* begin *
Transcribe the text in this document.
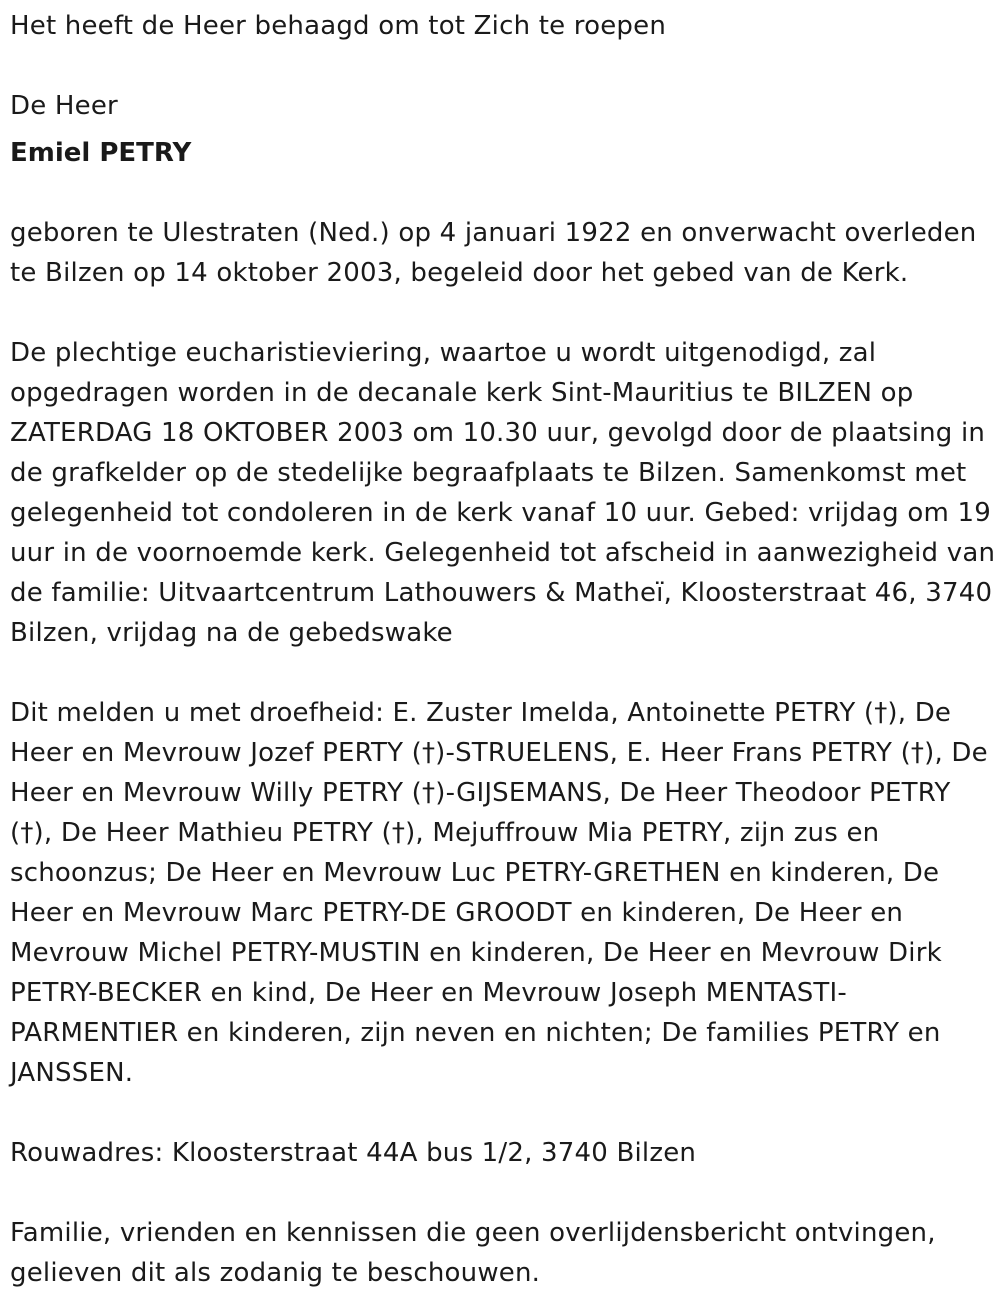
Het heeft de Heer behaagd om tot Zich te roepen

De Heer

Emiel PETRY

geboren te Ulestraten (Ned.) op 4 januari 1922 en onverwacht overleden te Bilzen op 14 oktober 2003, begeleid door het gebed van de Kerk.

De plechtige eucharistieviering, waartoe u wordt uitgenodigd, zal opgedragen worden in de decanale kerk Sint-Mauritius te BILZEN op ZATERDAG 18 OKTOBER 2003 om 10.30 uur, gevolgd door de plaatsing in de grafkelder op de stedelijke begraafplaats te Bilzen. Samenkomst met gelegenheid tot condoleren in de kerk vanaf 10 uur. Gebed: vrijdag om 19 uur in de voornoemde kerk. Gelegenheid tot afscheid in aanwezigheid van de familie: Uitvaartcentrum Lathouwers & Matheï, Kloosterstraat 46, 3740 Bilzen, vrijdag na de gebedswake

Dit melden u met droefheid: E. Zuster Imelda, Antoinette PETRY (†), De Heer en Mevrouw Jozef PERTY (†)-STRUELENS, E. Heer Frans PETRY (†), De Heer en Mevrouw Willy PETRY (†)-GIJSEMANS, De Heer Theodoor PETRY (†), De Heer Mathieu PETRY (†), Mejuffrouw Mia PETRY, zijn zus en schoonzus; De Heer en Mevrouw Luc PETRY-GRETHEN en kinderen, De Heer en Mevrouw Marc PETRY-DE GROODT en kinderen, De Heer en Mevrouw Michel PETRY-MUSTIN en kinderen, De Heer en Mevrouw Dirk PETRY-BECKER en kind, De Heer en Mevrouw Joseph MENTASTI-PARMENTIER en kinderen, zijn neven en nichten; De families PETRY en JANSSEN.

Rouwadres: Kloosterstraat 44A bus 1/2, 3740 Bilzen

Familie, vrienden en kennissen die geen overlijdensbericht ontvingen, gelieven dit als zodanig te beschouwen.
* end *
#### GIVEN EXERCISE
Find each line in the records holding the string "Bilzen" and show it.

#### EXERCISE SOLUTION
geboren te Ulestraten (Ned.) op 4 januari 1922 en onverwacht overleden te Bilzen op 14 oktober 2003, begeleid door het gebed van de Kerk.
De plechtige eucharistieviering, waartoe u wordt uitgenodigd, zal opgedragen worden in de decanale kerk Sint-Mauritius te BILZEN op ZATERDAG 18 OKTOBER 2003 om 10.30 uur, gevolgd door de plaatsing in de grafkelder op de stedelijke begraafplaats te Bilzen. Samenkomst met gelegenheid tot condoleren in de kerk vanaf 10 uur. Gebed: vrijdag om 19 uur in de voornoemde kerk. Gelegenheid tot afscheid in aanwezigheid van de familie: Uitvaartcentrum Lathouwers & Matheï, Kloosterstraat 46, 3740 Bilzen, vrijdag na de gebedswake
Rouwadres: Kloosterstraat 44A bus 1/2, 3740 Bilzen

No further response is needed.